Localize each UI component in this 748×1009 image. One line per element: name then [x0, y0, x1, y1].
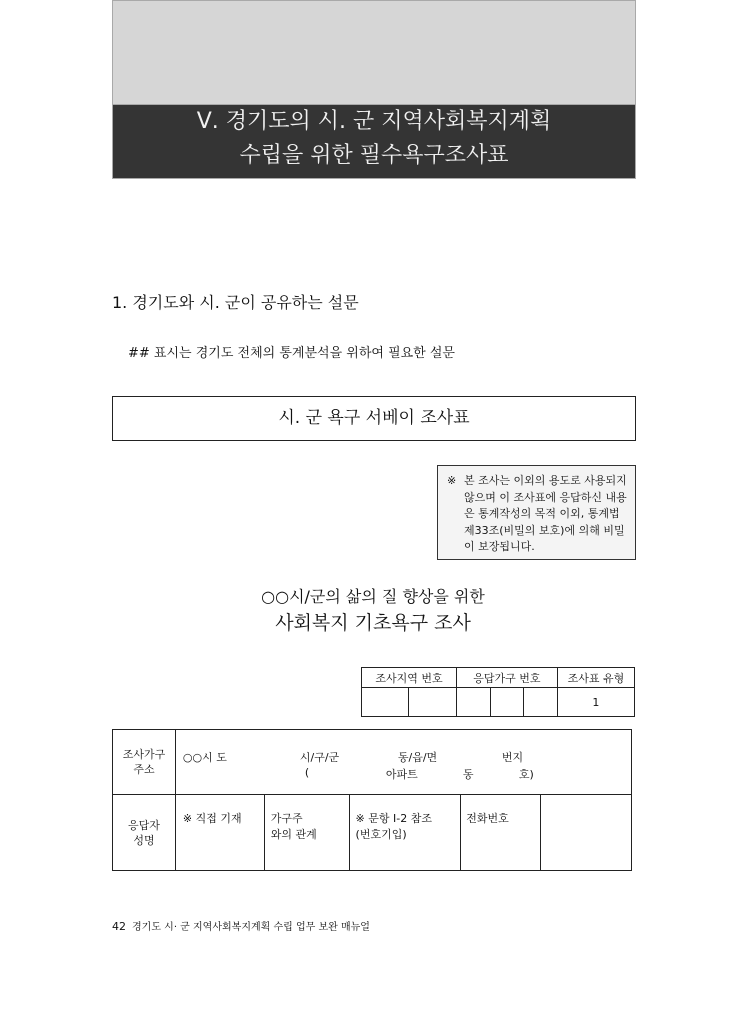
direct-entry-note: ※ 직접 기재 [182, 812, 242, 825]
relation-label-cell [264, 795, 349, 871]
respondent-info-table [112, 729, 632, 871]
page-footer [112, 918, 370, 933]
relation-code-field[interactable] [349, 795, 461, 871]
address-city-province: ○○시 도 [182, 751, 227, 764]
chapter-title-line-2: 수립을 위한 필수욕구조사표 [239, 143, 509, 168]
relation-number-entry-note: (번호기입) [355, 828, 407, 841]
respondent-label-cell [113, 795, 176, 871]
confidentiality-notice [437, 465, 636, 560]
address-bunji: 번지 [501, 751, 524, 764]
section-title: 1. 경기도와 시. 군이 공유하는 설문 [112, 293, 359, 312]
survey-title: 시. 군 욕구 서베이 조사표 [278, 408, 470, 428]
address-label-line-2: 주소 [133, 763, 155, 776]
relation-reference-note: ※ 문항 Ⅰ-2 참조 [355, 812, 432, 825]
address-building-dong: 동 [462, 768, 474, 781]
relation-label-line-2: 와의 관계 [270, 828, 317, 841]
address-unit-ho: 호) [518, 768, 534, 781]
chapter-header-background [112, 0, 636, 105]
confidentiality-line: 제33조(비밀의 보호)에 의해 비밀 [464, 523, 625, 537]
footer-text: 경기도 시· 군 지역사회복지계획 수립 업무 보완 매뉴얼 [132, 922, 370, 933]
page-number: 42 [112, 920, 126, 933]
survey-type-header: 조사표 유형 [557, 668, 634, 688]
survey-code-table [361, 667, 635, 717]
household-number-box-2[interactable] [490, 688, 524, 717]
address-label-line-1: 조사가구 [122, 748, 166, 761]
respondent-label-line-2: 성명 [133, 833, 155, 847]
household-number-box-3[interactable] [524, 688, 558, 717]
confidentiality-text [464, 473, 626, 556]
address-sigungu: 시/구/군 [299, 751, 340, 764]
phone-number-field[interactable] [541, 795, 632, 871]
chapter-title-banner [112, 104, 636, 179]
household-number-box-1[interactable] [456, 688, 490, 717]
survey-title-box [112, 396, 636, 441]
confidentiality-line: 이 보장됩니다. [464, 540, 535, 553]
confidentiality-line: 은 통계작성의 목적 이외, 통계법 [464, 507, 620, 520]
section-note: ## 표시는 경기도 전체의 통계분석을 위하여 필요한 설문 [128, 346, 455, 361]
respondent-name-field[interactable] [175, 795, 264, 871]
relation-label-line-1: 가구주 [270, 812, 303, 825]
address-label-cell [113, 730, 176, 795]
survey-subtitle-line-2: 사회복지 기초욕구 조사 [275, 612, 471, 634]
chapter-title-line-1: Ⅴ. 경기도의 시. 군 지역사회복지계획 [196, 109, 552, 134]
region-number-header: 조사지역 번호 [362, 668, 457, 688]
address-apartment: 아파트 [385, 768, 418, 781]
phone-label-cell [461, 795, 541, 871]
survey-subtitle-line-1: ○○시/군의 삶의 질 향상을 위한 [261, 587, 485, 606]
address-paren-open: ( [304, 766, 310, 779]
survey-type-value: 1 [557, 688, 634, 717]
phone-label: 전화번호 [466, 812, 509, 825]
confidentiality-line: 본 조사는 이외의 용도로 사용되지 [464, 474, 627, 487]
region-number-box-1[interactable] [362, 688, 409, 717]
address-field[interactable] [175, 730, 631, 795]
confidentiality-line: 않으며 이 조사표에 응답하신 내용 [464, 490, 627, 504]
household-number-header: 응답가구 번호 [456, 668, 557, 688]
respondent-label-line-1: 응답자 [128, 818, 160, 832]
reference-mark-icon: ※ [447, 474, 457, 487]
address-dong-eup-myeon: 동/읍/면 [397, 751, 438, 764]
region-number-box-2[interactable] [409, 688, 456, 717]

======

**WORK TO COMPLETE:** Please retype, character for character, the lines of the records starting with the line that contains "direct-entry-note: ※ 직접" and going on through the line that contains "address-city-province: ○○시 도", both of those lines included.

**SOLUTION TO THIS PROBLEM:**
direct-entry-note: ※ 직접 기재 [182, 812, 242, 825]
relation-label-cell [264, 795, 349, 871]
respondent-info-table [112, 729, 632, 871]
page-footer [112, 918, 370, 933]
relation-code-field[interactable] [349, 795, 461, 871]
address-city-province: ○○시 도 [182, 751, 227, 764]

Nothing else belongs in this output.